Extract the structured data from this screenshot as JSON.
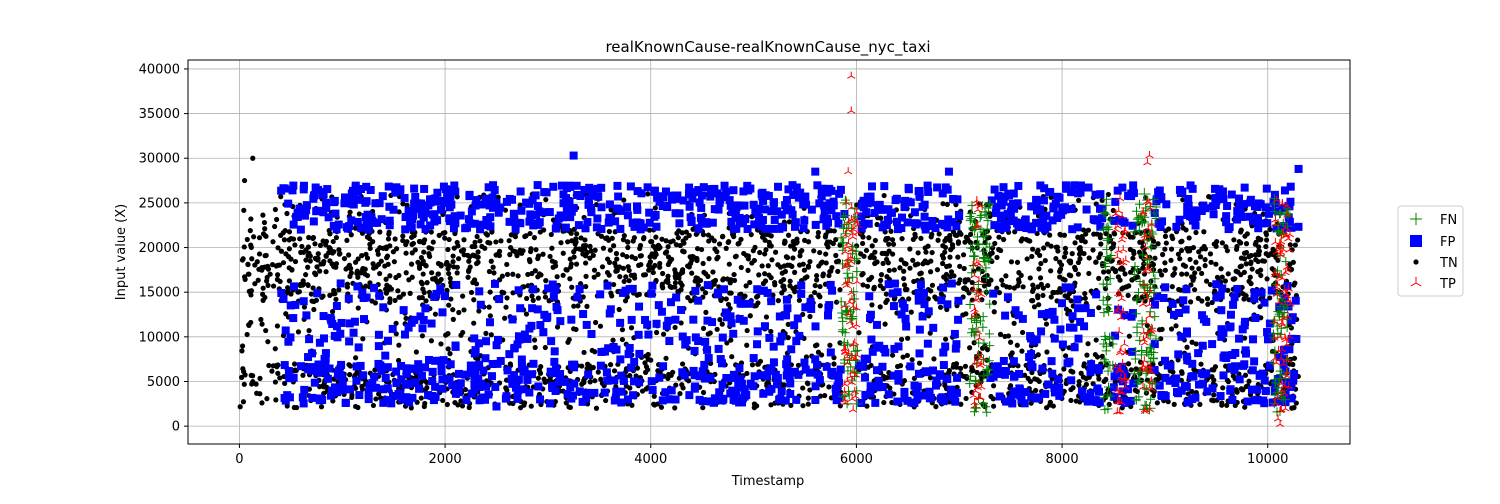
{
  "chart_data": {
    "type": "scatter",
    "title": "realKnownCause-realKnownCause_nyc_taxi",
    "xlabel": "Timestamp",
    "ylabel": "Input value (X)",
    "xlim": [
      -500,
      10800
    ],
    "ylim": [
      -2000,
      41000
    ],
    "xticks": [
      0,
      2000,
      4000,
      6000,
      8000,
      10000
    ],
    "yticks": [
      0,
      5000,
      10000,
      15000,
      20000,
      25000,
      30000,
      35000,
      40000
    ],
    "grid": true,
    "legend_position": "right",
    "series": [
      {
        "name": "FN",
        "marker": "plus",
        "color": "#008000",
        "ranges": [
          [
            5850,
            6010
          ],
          [
            7100,
            7300
          ],
          [
            8400,
            8500
          ],
          [
            8700,
            8920
          ],
          [
            10050,
            10200
          ]
        ],
        "points": [
          [
            5900,
            25000
          ],
          [
            5950,
            12000
          ],
          [
            6000,
            2500
          ],
          [
            7150,
            22000
          ],
          [
            7250,
            24000
          ],
          [
            8450,
            21000
          ],
          [
            8800,
            26000
          ],
          [
            8850,
            2000
          ],
          [
            10100,
            22500
          ],
          [
            10150,
            3000
          ]
        ]
      },
      {
        "name": "FP",
        "marker": "square",
        "color": "#0000ff",
        "ranges": [
          [
            400,
            5900
          ],
          [
            6000,
            7000
          ],
          [
            7300,
            8400
          ],
          [
            8500,
            8700
          ],
          [
            8900,
            10300
          ]
        ],
        "points": [
          [
            3250,
            30300
          ],
          [
            5600,
            28500
          ],
          [
            10300,
            28800
          ],
          [
            6900,
            28500
          ],
          [
            2500,
            2200
          ]
        ]
      },
      {
        "name": "TN",
        "marker": "circle",
        "color": "#000000",
        "ranges": [
          [
            0,
            5850
          ],
          [
            6000,
            10300
          ]
        ],
        "points": [
          [
            130,
            30000
          ],
          [
            50,
            27500
          ],
          [
            7300,
            23500
          ],
          [
            7250,
            2200
          ]
        ]
      },
      {
        "name": "TP",
        "marker": "tri_up",
        "color": "#ff0000",
        "ranges": [
          [
            5880,
            6020
          ],
          [
            7140,
            7220
          ],
          [
            8520,
            8620
          ],
          [
            8780,
            8880
          ],
          [
            10060,
            10220
          ]
        ],
        "points": [
          [
            5950,
            39200
          ],
          [
            5950,
            35300
          ],
          [
            8850,
            30300
          ],
          [
            8830,
            29500
          ],
          [
            5920,
            28500
          ],
          [
            10120,
            200
          ],
          [
            10100,
            800
          ],
          [
            7180,
            22500
          ],
          [
            8560,
            1600
          ]
        ]
      }
    ]
  }
}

• [Requirement]
Give all the lines above again, character for character, without pictures.

• [Result of this task]
Extract the structured data from this screenshot as JSON.
{
  "chart_data": {
    "type": "scatter",
    "title": "realKnownCause-realKnownCause_nyc_taxi",
    "xlabel": "Timestamp",
    "ylabel": "Input value (X)",
    "xlim": [
      -500,
      10800
    ],
    "ylim": [
      -2000,
      41000
    ],
    "xticks": [
      0,
      2000,
      4000,
      6000,
      8000,
      10000
    ],
    "yticks": [
      0,
      5000,
      10000,
      15000,
      20000,
      25000,
      30000,
      35000,
      40000
    ],
    "grid": true,
    "legend_position": "right",
    "series": [
      {
        "name": "FN",
        "marker": "plus",
        "color": "#008000",
        "ranges": [
          [
            5850,
            6010
          ],
          [
            7100,
            7300
          ],
          [
            8400,
            8500
          ],
          [
            8700,
            8920
          ],
          [
            10050,
            10200
          ]
        ],
        "points": [
          [
            5900,
            25000
          ],
          [
            5950,
            12000
          ],
          [
            6000,
            2500
          ],
          [
            7150,
            22000
          ],
          [
            7250,
            24000
          ],
          [
            8450,
            21000
          ],
          [
            8800,
            26000
          ],
          [
            8850,
            2000
          ],
          [
            10100,
            22500
          ],
          [
            10150,
            3000
          ]
        ]
      },
      {
        "name": "FP",
        "marker": "square",
        "color": "#0000ff",
        "ranges": [
          [
            400,
            5900
          ],
          [
            6000,
            7000
          ],
          [
            7300,
            8400
          ],
          [
            8500,
            8700
          ],
          [
            8900,
            10300
          ]
        ],
        "points": [
          [
            3250,
            30300
          ],
          [
            5600,
            28500
          ],
          [
            10300,
            28800
          ],
          [
            6900,
            28500
          ],
          [
            2500,
            2200
          ]
        ]
      },
      {
        "name": "TN",
        "marker": "circle",
        "color": "#000000",
        "ranges": [
          [
            0,
            5850
          ],
          [
            6000,
            10300
          ]
        ],
        "points": [
          [
            130,
            30000
          ],
          [
            50,
            27500
          ],
          [
            7300,
            23500
          ],
          [
            7250,
            2200
          ]
        ]
      },
      {
        "name": "TP",
        "marker": "tri_up",
        "color": "#ff0000",
        "ranges": [
          [
            5880,
            6020
          ],
          [
            7140,
            7220
          ],
          [
            8520,
            8620
          ],
          [
            8780,
            8880
          ],
          [
            10060,
            10220
          ]
        ],
        "points": [
          [
            5950,
            39200
          ],
          [
            5950,
            35300
          ],
          [
            8850,
            30300
          ],
          [
            8830,
            29500
          ],
          [
            5920,
            28500
          ],
          [
            10120,
            200
          ],
          [
            10100,
            800
          ],
          [
            7180,
            22500
          ],
          [
            8560,
            1600
          ]
        ]
      }
    ]
  }
}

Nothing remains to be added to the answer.